### TASK STATEMENT
Extract the lines of the material from its very first line through the line containing "column-header-short[interactable]: Short [361,204,409,221]", keeping both ends and reproducing each line verbatim.

(Saved entries)
----------------------------------------

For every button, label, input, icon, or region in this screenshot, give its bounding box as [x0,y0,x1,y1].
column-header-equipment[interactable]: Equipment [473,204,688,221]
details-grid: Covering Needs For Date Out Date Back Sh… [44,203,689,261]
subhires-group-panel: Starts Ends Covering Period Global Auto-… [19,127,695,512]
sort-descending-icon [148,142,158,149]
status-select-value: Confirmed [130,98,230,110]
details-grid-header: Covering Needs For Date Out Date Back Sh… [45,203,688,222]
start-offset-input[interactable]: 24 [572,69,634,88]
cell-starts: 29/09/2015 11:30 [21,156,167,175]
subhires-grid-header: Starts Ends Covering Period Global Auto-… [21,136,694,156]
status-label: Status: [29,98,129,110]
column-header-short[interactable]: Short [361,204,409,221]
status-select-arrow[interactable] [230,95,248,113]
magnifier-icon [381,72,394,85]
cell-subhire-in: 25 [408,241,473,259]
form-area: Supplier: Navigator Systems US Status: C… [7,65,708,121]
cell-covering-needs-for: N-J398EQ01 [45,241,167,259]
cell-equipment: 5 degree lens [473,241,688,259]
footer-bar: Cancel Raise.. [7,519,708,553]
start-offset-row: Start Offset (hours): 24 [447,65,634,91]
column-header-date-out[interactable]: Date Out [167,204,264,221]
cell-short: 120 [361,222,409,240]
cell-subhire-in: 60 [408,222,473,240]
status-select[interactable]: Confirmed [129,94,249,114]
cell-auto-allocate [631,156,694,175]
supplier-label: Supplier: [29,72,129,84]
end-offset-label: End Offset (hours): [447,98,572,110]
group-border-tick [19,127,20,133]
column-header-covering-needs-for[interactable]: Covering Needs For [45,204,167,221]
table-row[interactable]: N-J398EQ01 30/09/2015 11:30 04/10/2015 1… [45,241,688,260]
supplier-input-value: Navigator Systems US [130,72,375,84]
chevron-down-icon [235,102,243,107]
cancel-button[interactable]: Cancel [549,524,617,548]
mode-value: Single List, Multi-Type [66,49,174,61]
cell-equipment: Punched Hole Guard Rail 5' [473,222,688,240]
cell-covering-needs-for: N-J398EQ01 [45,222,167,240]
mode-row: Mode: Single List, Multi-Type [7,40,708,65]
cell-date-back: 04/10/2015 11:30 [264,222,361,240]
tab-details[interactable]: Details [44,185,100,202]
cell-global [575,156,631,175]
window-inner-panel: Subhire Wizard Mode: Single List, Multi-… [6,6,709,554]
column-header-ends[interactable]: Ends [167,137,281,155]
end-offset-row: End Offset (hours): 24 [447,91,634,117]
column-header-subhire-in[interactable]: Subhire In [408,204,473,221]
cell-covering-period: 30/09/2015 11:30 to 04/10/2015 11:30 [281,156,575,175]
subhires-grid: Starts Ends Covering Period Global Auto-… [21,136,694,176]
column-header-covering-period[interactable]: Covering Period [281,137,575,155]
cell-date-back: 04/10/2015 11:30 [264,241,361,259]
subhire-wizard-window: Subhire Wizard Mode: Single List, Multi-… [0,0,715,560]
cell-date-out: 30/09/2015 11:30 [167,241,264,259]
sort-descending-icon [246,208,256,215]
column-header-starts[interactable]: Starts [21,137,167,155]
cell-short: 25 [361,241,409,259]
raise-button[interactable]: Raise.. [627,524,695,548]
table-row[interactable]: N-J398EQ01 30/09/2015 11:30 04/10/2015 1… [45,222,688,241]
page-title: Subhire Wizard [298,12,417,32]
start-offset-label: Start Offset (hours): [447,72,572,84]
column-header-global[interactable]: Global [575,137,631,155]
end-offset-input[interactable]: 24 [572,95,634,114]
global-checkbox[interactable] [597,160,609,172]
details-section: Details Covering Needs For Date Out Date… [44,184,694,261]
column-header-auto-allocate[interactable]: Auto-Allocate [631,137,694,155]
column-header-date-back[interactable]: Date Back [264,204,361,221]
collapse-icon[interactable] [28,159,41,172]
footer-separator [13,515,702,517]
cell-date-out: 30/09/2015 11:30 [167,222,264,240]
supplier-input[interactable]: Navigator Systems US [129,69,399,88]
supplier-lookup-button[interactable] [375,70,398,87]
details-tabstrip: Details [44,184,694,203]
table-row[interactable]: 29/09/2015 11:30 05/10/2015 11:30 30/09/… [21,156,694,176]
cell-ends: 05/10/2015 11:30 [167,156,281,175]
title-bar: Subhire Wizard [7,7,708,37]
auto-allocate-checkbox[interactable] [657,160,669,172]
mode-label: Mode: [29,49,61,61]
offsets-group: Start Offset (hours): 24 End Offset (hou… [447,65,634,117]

----------------------------------------

### THE ANSWER
For every button, label, input, icon, or region in this screenshot, give its bounding box as [x0,y0,x1,y1].
column-header-equipment[interactable]: Equipment [473,204,688,221]
details-grid: Covering Needs For Date Out Date Back Sh… [44,203,689,261]
subhires-group-panel: Starts Ends Covering Period Global Auto-… [19,127,695,512]
sort-descending-icon [148,142,158,149]
status-select-value: Confirmed [130,98,230,110]
details-grid-header: Covering Needs For Date Out Date Back Sh… [45,203,688,222]
start-offset-input[interactable]: 24 [572,69,634,88]
cell-starts: 29/09/2015 11:30 [21,156,167,175]
subhires-grid-header: Starts Ends Covering Period Global Auto-… [21,136,694,156]
status-label: Status: [29,98,129,110]
column-header-short[interactable]: Short [361,204,409,221]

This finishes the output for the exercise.